— What is asked —
Convert the data below into a JSON list of strings, with one string per line and any blank lines omitted.

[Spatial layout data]
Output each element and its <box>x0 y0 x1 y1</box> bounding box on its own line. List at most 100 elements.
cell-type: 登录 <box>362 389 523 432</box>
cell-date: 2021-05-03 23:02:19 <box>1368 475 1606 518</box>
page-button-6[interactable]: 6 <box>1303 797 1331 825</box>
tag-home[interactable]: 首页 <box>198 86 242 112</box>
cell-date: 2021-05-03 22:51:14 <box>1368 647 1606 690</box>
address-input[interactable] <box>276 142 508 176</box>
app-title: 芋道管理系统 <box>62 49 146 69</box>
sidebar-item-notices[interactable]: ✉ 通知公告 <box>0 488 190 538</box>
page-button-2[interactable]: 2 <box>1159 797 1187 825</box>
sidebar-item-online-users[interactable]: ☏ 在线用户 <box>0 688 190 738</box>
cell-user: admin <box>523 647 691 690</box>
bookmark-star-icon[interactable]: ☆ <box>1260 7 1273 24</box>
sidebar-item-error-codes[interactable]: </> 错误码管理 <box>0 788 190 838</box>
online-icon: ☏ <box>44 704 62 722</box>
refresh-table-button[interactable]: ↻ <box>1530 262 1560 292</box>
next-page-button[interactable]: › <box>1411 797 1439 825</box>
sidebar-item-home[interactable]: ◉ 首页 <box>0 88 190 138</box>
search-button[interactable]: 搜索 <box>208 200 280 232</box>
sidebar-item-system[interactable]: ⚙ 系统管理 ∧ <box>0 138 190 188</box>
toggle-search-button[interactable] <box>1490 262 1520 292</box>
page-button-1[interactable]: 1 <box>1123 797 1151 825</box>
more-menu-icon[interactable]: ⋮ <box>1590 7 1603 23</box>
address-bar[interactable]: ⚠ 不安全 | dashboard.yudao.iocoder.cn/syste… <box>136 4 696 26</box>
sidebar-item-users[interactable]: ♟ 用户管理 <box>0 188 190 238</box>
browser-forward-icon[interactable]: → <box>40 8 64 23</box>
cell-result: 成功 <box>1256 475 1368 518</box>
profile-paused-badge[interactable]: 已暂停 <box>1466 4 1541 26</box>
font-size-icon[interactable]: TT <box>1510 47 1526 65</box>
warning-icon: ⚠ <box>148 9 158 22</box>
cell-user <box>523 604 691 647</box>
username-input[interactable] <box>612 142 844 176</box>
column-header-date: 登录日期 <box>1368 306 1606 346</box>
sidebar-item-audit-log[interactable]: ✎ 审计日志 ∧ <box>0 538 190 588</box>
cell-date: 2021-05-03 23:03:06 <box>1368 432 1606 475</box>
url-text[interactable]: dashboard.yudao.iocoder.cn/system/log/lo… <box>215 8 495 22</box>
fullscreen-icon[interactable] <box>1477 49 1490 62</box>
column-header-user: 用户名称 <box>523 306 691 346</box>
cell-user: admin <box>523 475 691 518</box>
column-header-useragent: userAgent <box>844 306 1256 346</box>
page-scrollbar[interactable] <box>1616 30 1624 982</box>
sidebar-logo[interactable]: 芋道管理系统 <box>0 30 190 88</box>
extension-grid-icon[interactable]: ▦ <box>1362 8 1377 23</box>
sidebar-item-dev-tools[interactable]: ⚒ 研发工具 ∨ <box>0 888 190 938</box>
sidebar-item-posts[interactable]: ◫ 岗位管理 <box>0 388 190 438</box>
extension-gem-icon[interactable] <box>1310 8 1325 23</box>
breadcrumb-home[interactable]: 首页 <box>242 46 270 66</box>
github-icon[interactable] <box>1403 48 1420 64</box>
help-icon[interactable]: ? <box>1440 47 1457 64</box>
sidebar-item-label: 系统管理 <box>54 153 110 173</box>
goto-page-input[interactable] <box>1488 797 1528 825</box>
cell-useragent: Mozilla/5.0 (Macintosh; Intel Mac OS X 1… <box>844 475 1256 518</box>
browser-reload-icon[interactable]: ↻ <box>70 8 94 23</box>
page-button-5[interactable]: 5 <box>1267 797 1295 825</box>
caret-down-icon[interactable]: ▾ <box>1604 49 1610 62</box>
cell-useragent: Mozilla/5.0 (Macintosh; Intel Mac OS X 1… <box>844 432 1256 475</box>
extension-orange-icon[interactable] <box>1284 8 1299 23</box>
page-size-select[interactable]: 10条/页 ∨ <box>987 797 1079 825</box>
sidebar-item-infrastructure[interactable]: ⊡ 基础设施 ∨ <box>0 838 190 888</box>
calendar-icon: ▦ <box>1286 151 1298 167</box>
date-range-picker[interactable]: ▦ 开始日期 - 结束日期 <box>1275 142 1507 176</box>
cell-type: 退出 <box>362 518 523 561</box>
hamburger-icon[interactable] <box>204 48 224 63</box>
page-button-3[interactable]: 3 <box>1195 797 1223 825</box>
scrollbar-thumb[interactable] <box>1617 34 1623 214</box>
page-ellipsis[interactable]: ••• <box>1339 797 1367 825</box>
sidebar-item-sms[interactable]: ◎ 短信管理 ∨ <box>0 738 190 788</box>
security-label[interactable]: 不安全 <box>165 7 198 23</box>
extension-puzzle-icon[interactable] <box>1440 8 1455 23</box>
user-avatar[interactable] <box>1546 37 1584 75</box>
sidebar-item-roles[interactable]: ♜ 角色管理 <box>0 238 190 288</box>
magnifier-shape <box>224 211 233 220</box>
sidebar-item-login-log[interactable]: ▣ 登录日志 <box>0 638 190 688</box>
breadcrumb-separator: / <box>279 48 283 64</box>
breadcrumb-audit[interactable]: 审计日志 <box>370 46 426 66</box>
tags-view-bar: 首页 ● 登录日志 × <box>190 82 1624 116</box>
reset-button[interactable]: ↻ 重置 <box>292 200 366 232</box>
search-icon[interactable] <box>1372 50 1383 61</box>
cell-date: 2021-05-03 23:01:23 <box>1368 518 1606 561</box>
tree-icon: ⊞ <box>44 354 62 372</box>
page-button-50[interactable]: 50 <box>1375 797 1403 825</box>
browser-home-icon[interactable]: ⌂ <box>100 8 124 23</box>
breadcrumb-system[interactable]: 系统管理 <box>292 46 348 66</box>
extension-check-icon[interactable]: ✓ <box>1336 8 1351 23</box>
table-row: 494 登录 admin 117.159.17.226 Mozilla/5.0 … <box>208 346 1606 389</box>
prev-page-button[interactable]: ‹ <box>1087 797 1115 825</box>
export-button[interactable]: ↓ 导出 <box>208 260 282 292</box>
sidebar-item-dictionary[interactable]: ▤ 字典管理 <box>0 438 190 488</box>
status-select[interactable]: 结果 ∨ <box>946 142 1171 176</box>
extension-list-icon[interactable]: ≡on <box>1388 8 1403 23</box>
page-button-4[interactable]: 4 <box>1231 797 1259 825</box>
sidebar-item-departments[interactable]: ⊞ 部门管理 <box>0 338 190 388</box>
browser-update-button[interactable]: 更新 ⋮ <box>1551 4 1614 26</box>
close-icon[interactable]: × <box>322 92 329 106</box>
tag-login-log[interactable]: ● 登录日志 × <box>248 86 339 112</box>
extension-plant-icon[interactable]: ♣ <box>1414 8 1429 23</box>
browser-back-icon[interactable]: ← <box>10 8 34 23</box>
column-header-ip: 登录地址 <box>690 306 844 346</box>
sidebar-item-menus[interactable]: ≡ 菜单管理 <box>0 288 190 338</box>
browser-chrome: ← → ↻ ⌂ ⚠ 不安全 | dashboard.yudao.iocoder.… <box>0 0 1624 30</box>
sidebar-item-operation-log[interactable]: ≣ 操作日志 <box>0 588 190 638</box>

— Response to the task —
[
  "Output each element and its <box>x0 y0 x1 y1</box> bounding box on its own line. List at most 100 elements.",
  "cell-type: 登录 <box>362 389 523 432</box>",
  "cell-date: 2021-05-03 23:02:19 <box>1368 475 1606 518</box>",
  "page-button-6[interactable]: 6 <box>1303 797 1331 825</box>",
  "tag-home[interactable]: 首页 <box>198 86 242 112</box>",
  "cell-date: 2021-05-03 22:51:14 <box>1368 647 1606 690</box>",
  "address-input[interactable] <box>276 142 508 176</box>",
  "app-title: 芋道管理系统 <box>62 49 146 69</box>",
  "sidebar-item-notices[interactable]: ✉ 通知公告 <box>0 488 190 538</box>",
  "page-button-2[interactable]: 2 <box>1159 797 1187 825</box>",
  "sidebar-item-online-users[interactable]: ☏ 在线用户 <box>0 688 190 738</box>",
  "cell-user: admin <box>523 647 691 690</box>",
  "bookmark-star-icon[interactable]: ☆ <box>1260 7 1273 24</box>",
  "sidebar-item-error-codes[interactable]: </> 错误码管理 <box>0 788 190 838</box>",
  "online-icon: ☏ <box>44 704 62 722</box>",
  "refresh-table-button[interactable]: ↻ <box>1530 262 1560 292</box>",
  "next-page-button[interactable]: › <box>1411 797 1439 825</box>",
  "sidebar-item-home[interactable]: ◉ 首页 <box>0 88 190 138</box>",
  "search-button[interactable]: 搜索 <box>208 200 280 232</box>",
  "sidebar-item-system[interactable]: ⚙ 系统管理 ∧ <box>0 138 190 188</box>",
  "toggle-search-button[interactable] <box>1490 262 1520 292</box>",
  "page-button-1[interactable]: 1 <box>1123 797 1151 825</box>",
  "more-menu-icon[interactable]: ⋮ <box>1590 7 1603 23</box>",
  "address-bar[interactable]: ⚠ 不安全 | dashboard.yudao.iocoder.cn/syste… <box>136 4 696 26</box>",
  "sidebar-item-users[interactable]: ♟ 用户管理 <box>0 188 190 238</box>",
  "browser-forward-icon[interactable]: → <box>40 8 64 23</box>",
  "cell-result: 成功 <box>1256 475 1368 518</box>",
  "profile-paused-badge[interactable]: 已暂停 <box>1466 4 1541 26</box>",
  "font-size-icon[interactable]: TT <box>1510 47 1526 65</box>",
  "warning-icon: ⚠ <box>148 9 158 22</box>",
  "cell-user <box>523 604 691 647</box>",
  "username-input[interactable] <box>612 142 844 176</box>",
  "column-header-date: 登录日期 <box>1368 306 1606 346</box>",
  "sidebar-item-audit-log[interactable]: ✎ 审计日志 ∧ <box>0 538 190 588</box>",
  "cell-date: 2021-05-03 23:03:06 <box>1368 432 1606 475</box>",
  "url-text[interactable]: dashboard.yudao.iocoder.cn/system/log/lo… <box>215 8 495 22</box>",
  "fullscreen-icon[interactable] <box>1477 49 1490 62</box>",
  "column-header-user: 用户名称 <box>523 306 691 346</box>",
  "cell-user: admin <box>523 475 691 518</box>",
  "column-header-useragent: userAgent <box>844 306 1256 346</box>",
  "page-scrollbar[interactable] <box>1616 30 1624 982</box>",
  "sidebar-logo[interactable]: 芋道管理系统 <box>0 30 190 88</box>",
  "extension-grid-icon[interactable]: ▦ <box>1362 8 1377 23</box>",
  "sidebar-item-dev-tools[interactable]: ⚒ 研发工具 ∨ <box>0 888 190 938</box>",
  "sidebar-item-posts[interactable]: ◫ 岗位管理 <box>0 388 190 438</box>",
  "extension-gem-icon[interactable] <box>1310 8 1325 23</box>",
  "breadcrumb-home[interactable]: 首页 <box>242 46 270 66</box>",
  "github-icon[interactable] <box>1403 48 1420 64</box>",
  "help-icon[interactable]: ? <box>1440 47 1457 64</box>",
  "sidebar-item-label: 系统管理 <box>54 153 110 173</box>",
  "goto-page-input[interactable] <box>1488 797 1528 825</box>",
  "cell-useragent: Mozilla/5.0 (Macintosh; Intel Mac OS X 1… <box>844 475 1256 518</box>",
  "browser-reload-icon[interactable]: ↻ <box>70 8 94 23</box>",
  "page-button-5[interactable]: 5 <box>1267 797 1295 825</box>",
  "caret-down-icon[interactable]: ▾ <box>1604 49 1610 62</box>",
  "cell-useragent: Mozilla/5.0 (Macintosh; Intel Mac OS X 1… <box>844 432 1256 475</box>",
  "extension-orange-icon[interactable] <box>1284 8 1299 23</box>",
  "page-size-select[interactable]: 10条/页 ∨ <box>987 797 1079 825</box>",
  "sidebar-item-infrastructure[interactable]: ⊡ 基础设施 ∨ <box>0 838 190 888</box>",
  "calendar-icon: ▦ <box>1286 151 1298 167</box>",
  "date-range-picker[interactable]: ▦ 开始日期 - 结束日期 <box>1275 142 1507 176</box>",
  "cell-type: 退出 <box>362 518 523 561</box>",
  "hamburger-icon[interactable] <box>204 48 224 63</box>",
  "page-button-3[interactable]: 3 <box>1195 797 1223 825</box>",
  "scrollbar-thumb[interactable] <box>1617 34 1623 214</box>",
  "page-ellipsis[interactable]: ••• <box>1339 797 1367 825</box>",
  "sidebar-item-sms[interactable]: ◎ 短信管理 ∨ <box>0 738 190 788</box>",
  "security-label[interactable]: 不安全 <box>165 7 198 23</box>",
  "extension-puzzle-icon[interactable] <box>1440 8 1455 23</box>",
  "user-avatar[interactable] <box>1546 37 1584 75</box>",
  "sidebar-item-roles[interactable]: ♜ 角色管理 <box>0 238 190 288</box>",
  "magnifier-shape <box>224 211 233 220</box>",
  "sidebar-item-login-log[interactable]: ▣ 登录日志 <box>0 638 190 688</box>",
  "breadcrumb-separator: / <box>279 48 283 64</box>",
  "breadcrumb-audit[interactable]: 审计日志 <box>370 46 426 66</box>",
  "tags-view-bar: 首页 ● 登录日志 × <box>190 82 1624 116</box>",
  "reset-button[interactable]: ↻ 重置 <box>292 200 366 232</box>",
  "search-icon[interactable] <box>1372 50 1383 61</box>",
  "cell-date: 2021-05-03 23:01:23 <box>1368 518 1606 561</box>",
  "tree-icon: ⊞ <box>44 354 62 372</box>",
  "page-button-50[interactable]: 50 <box>1375 797 1403 825</box>",
  "browser-home-icon[interactable]: ⌂ <box>100 8 124 23</box>",
  "breadcrumb-system[interactable]: 系统管理 <box>292 46 348 66</box>",
  "extension-check-icon[interactable]: ✓ <box>1336 8 1351 23</box>",
  "table-row: 494 登录 admin 117.159.17.226 Mozilla/5.0 … <box>208 346 1606 389</box>",
  "prev-page-button[interactable]: ‹ <box>1087 797 1115 825</box>",
  "export-button[interactable]: ↓ 导出 <box>208 260 282 292</box>",
  "sidebar-item-dictionary[interactable]: ▤ 字典管理 <box>0 438 190 488</box>",
  "status-select[interactable]: 结果 ∨ <box>946 142 1171 176</box>",
  "extension-list-icon[interactable]: ≡on <box>1388 8 1403 23</box>",
  "page-button-4[interactable]: 4 <box>1231 797 1259 825</box>",
  "sidebar-item-departments[interactable]: ⊞ 部门管理 <box>0 338 190 388</box>",
  "browser-update-button[interactable]: 更新 ⋮ <box>1551 4 1614 26</box>",
  "close-icon[interactable]: × <box>322 92 329 106</box>",
  "tag-login-log[interactable]: ● 登录日志 × <box>248 86 339 112</box>",
  "extension-plant-icon[interactable]: ♣ <box>1414 8 1429 23</box>",
  "browser-back-icon[interactable]: ← <box>10 8 34 23</box>",
  "column-header-ip: 登录地址 <box>690 306 844 346</box>",
  "sidebar-item-menus[interactable]: ≡ 菜单管理 <box>0 288 190 338</box>",
  "browser-chrome: ← → ↻ ⌂ ⚠ 不安全 | dashboard.yudao.iocoder.… <box>0 0 1624 30</box>",
  "sidebar-item-operation-log[interactable]: ≣ 操作日志 <box>0 588 190 638</box>"
]